Task data =>
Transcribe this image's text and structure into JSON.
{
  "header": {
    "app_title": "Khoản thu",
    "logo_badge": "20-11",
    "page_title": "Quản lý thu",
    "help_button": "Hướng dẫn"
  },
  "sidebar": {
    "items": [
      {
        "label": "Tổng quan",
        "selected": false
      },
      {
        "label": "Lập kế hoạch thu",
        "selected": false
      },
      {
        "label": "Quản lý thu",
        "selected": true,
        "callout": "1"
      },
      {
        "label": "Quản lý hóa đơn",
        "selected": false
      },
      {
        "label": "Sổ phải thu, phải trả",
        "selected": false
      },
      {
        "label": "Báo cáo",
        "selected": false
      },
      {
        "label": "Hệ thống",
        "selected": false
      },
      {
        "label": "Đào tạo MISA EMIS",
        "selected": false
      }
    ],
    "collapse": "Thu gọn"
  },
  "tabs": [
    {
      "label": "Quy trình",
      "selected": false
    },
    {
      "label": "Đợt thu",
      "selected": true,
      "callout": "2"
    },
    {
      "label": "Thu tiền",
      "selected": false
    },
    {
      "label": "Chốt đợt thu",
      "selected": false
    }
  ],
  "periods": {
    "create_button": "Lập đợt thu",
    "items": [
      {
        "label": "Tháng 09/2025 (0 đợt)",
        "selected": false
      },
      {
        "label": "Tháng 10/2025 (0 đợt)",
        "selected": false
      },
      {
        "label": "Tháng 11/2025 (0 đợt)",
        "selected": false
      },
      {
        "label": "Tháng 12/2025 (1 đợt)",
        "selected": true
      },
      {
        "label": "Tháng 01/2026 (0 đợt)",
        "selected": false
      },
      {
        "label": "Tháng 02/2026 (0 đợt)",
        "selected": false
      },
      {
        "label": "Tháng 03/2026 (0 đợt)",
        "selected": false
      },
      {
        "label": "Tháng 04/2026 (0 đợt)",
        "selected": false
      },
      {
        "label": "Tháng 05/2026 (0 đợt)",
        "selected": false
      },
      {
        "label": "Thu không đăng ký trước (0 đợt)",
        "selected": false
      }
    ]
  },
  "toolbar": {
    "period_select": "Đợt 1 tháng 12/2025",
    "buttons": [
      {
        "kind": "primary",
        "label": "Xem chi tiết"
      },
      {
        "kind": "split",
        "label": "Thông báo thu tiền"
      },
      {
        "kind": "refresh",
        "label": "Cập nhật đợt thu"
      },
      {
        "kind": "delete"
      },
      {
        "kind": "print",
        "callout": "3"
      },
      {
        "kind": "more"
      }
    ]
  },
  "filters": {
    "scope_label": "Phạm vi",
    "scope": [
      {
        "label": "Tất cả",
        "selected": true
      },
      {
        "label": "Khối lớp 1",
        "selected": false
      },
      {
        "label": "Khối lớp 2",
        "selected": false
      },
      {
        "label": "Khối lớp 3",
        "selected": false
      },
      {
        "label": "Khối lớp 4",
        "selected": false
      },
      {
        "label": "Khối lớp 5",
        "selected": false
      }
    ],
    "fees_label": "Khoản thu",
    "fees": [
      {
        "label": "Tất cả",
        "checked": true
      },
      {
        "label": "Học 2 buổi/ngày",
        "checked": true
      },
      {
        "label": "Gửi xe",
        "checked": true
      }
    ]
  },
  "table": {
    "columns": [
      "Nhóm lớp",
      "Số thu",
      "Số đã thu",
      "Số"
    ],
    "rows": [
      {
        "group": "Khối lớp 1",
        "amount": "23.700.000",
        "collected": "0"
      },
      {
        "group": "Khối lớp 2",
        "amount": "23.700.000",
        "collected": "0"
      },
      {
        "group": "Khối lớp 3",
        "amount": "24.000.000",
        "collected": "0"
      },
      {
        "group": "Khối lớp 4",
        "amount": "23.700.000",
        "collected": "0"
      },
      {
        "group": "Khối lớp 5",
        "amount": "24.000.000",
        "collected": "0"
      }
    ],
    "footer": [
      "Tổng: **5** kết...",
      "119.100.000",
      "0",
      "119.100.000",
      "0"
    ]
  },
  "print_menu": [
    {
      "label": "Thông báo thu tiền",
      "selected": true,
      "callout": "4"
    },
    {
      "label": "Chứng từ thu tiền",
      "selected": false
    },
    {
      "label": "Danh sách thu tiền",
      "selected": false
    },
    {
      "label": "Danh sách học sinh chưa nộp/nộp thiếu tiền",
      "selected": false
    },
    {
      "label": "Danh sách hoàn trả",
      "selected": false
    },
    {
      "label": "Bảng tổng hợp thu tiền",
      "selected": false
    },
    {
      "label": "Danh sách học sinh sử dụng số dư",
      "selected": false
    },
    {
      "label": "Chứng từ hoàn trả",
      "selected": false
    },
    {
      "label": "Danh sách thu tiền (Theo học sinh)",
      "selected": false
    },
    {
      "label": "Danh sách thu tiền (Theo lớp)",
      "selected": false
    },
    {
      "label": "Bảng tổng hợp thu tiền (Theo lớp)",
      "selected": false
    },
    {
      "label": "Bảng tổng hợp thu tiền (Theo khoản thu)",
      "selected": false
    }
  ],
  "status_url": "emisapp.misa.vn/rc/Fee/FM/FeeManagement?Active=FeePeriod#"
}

Given instruction => Repeat each entry word for word.

Task answer =>
Transcribe this image's text and structure into JSON.
{
  "header": {
    "app_title": "Khoản thu",
    "logo_badge": "20-11",
    "page_title": "Quản lý thu",
    "help_button": "Hướng dẫn"
  },
  "sidebar": {
    "items": [
      {
        "label": "Tổng quan",
        "selected": false
      },
      {
        "label": "Lập kế hoạch thu",
        "selected": false
      },
      {
        "label": "Quản lý thu",
        "selected": true,
        "callout": "1"
      },
      {
        "label": "Quản lý hóa đơn",
        "selected": false
      },
      {
        "label": "Sổ phải thu, phải trả",
        "selected": false
      },
      {
        "label": "Báo cáo",
        "selected": false
      },
      {
        "label": "Hệ thống",
        "selected": false
      },
      {
        "label": "Đào tạo MISA EMIS",
        "selected": false
      }
    ],
    "collapse": "Thu gọn"
  },
  "tabs": [
    {
      "label": "Quy trình",
      "selected": false
    },
    {
      "label": "Đợt thu",
      "selected": true,
      "callout": "2"
    },
    {
      "label": "Thu tiền",
      "selected": false
    },
    {
      "label": "Chốt đợt thu",
      "selected": false
    }
  ],
  "periods": {
    "create_button": "Lập đợt thu",
    "items": [
      {
        "label": "Tháng 09/2025 (0 đợt)",
        "selected": false
      },
      {
        "label": "Tháng 10/2025 (0 đợt)",
        "selected": false
      },
      {
        "label": "Tháng 11/2025 (0 đợt)",
        "selected": false
      },
      {
        "label": "Tháng 12/2025 (1 đợt)",
        "selected": true
      },
      {
        "label": "Tháng 01/2026 (0 đợt)",
        "selected": false
      },
      {
        "label": "Tháng 02/2026 (0 đợt)",
        "selected": false
      },
      {
        "label": "Tháng 03/2026 (0 đợt)",
        "selected": false
      },
      {
        "label": "Tháng 04/2026 (0 đợt)",
        "selected": false
      },
      {
        "label": "Tháng 05/2026 (0 đợt)",
        "selected": false
      },
      {
        "label": "Thu không đăng ký trước (0 đợt)",
        "selected": false
      }
    ]
  },
  "toolbar": {
    "period_select": "Đợt 1 tháng 12/2025",
    "buttons": [
      {
        "kind": "primary",
        "label": "Xem chi tiết"
      },
      {
        "kind": "split",
        "label": "Thông báo thu tiền"
      },
      {
        "kind": "refresh",
        "label": "Cập nhật đợt thu"
      },
      {
        "kind": "delete"
      },
      {
        "kind": "print",
        "callout": "3"
      },
      {
        "kind": "more"
      }
    ]
  },
  "filters": {
    "scope_label": "Phạm vi",
    "scope": [
      {
        "label": "Tất cả",
        "selected": true
      },
      {
        "label": "Khối lớp 1",
        "selected": false
      },
      {
        "label": "Khối lớp 2",
        "selected": false
      },
      {
        "label": "Khối lớp 3",
        "selected": false
      },
      {
        "label": "Khối lớp 4",
        "selected": false
      },
      {
        "label": "Khối lớp 5",
        "selected": false
      }
    ],
    "fees_label": "Khoản thu",
    "fees": [
      {
        "label": "Tất cả",
        "checked": true
      },
      {
        "label": "Học 2 buổi/ngày",
        "checked": true
      },
      {
        "label": "Gửi xe",
        "checked": true
      }
    ]
  },
  "table": {
    "columns": [
      "Nhóm lớp",
      "Số thu",
      "Số đã thu",
      "Số"
    ],
    "rows": [
      {
        "group": "Khối lớp 1",
        "amount": "23.700.000",
        "collected": "0"
      },
      {
        "group": "Khối lớp 2",
        "amount": "23.700.000",
        "collected": "0"
      },
      {
        "group": "Khối lớp 3",
        "amount": "24.000.000",
        "collected": "0"
      },
      {
        "group": "Khối lớp 4",
        "amount": "23.700.000",
        "collected": "0"
      },
      {
        "group": "Khối lớp 5",
        "amount": "24.000.000",
        "collected": "0"
      }
    ],
    "footer": [
      "Tổng: **5** kết...",
      "119.100.000",
      "0",
      "119.100.000",
      "0"
    ]
  },
  "print_menu": [
    {
      "label": "Thông báo thu tiền",
      "selected": true,
      "callout": "4"
    },
    {
      "label": "Chứng từ thu tiền",
      "selected": false
    },
    {
      "label": "Danh sách thu tiền",
      "selected": false
    },
    {
      "label": "Danh sách học sinh chưa nộp/nộp thiếu tiền",
      "selected": false
    },
    {
      "label": "Danh sách hoàn trả",
      "selected": false
    },
    {
      "label": "Bảng tổng hợp thu tiền",
      "selected": false
    },
    {
      "label": "Danh sách học sinh sử dụng số dư",
      "selected": false
    },
    {
      "label": "Chứng từ hoàn trả",
      "selected": false
    },
    {
      "label": "Danh sách thu tiền (Theo học sinh)",
      "selected": false
    },
    {
      "label": "Danh sách thu tiền (Theo lớp)",
      "selected": false
    },
    {
      "label": "Bảng tổng hợp thu tiền (Theo lớp)",
      "selected": false
    },
    {
      "label": "Bảng tổng hợp thu tiền (Theo khoản thu)",
      "selected": false
    }
  ],
  "status_url": "emisapp.misa.vn/rc/Fee/FM/FeeManagement?Active=FeePeriod#"
}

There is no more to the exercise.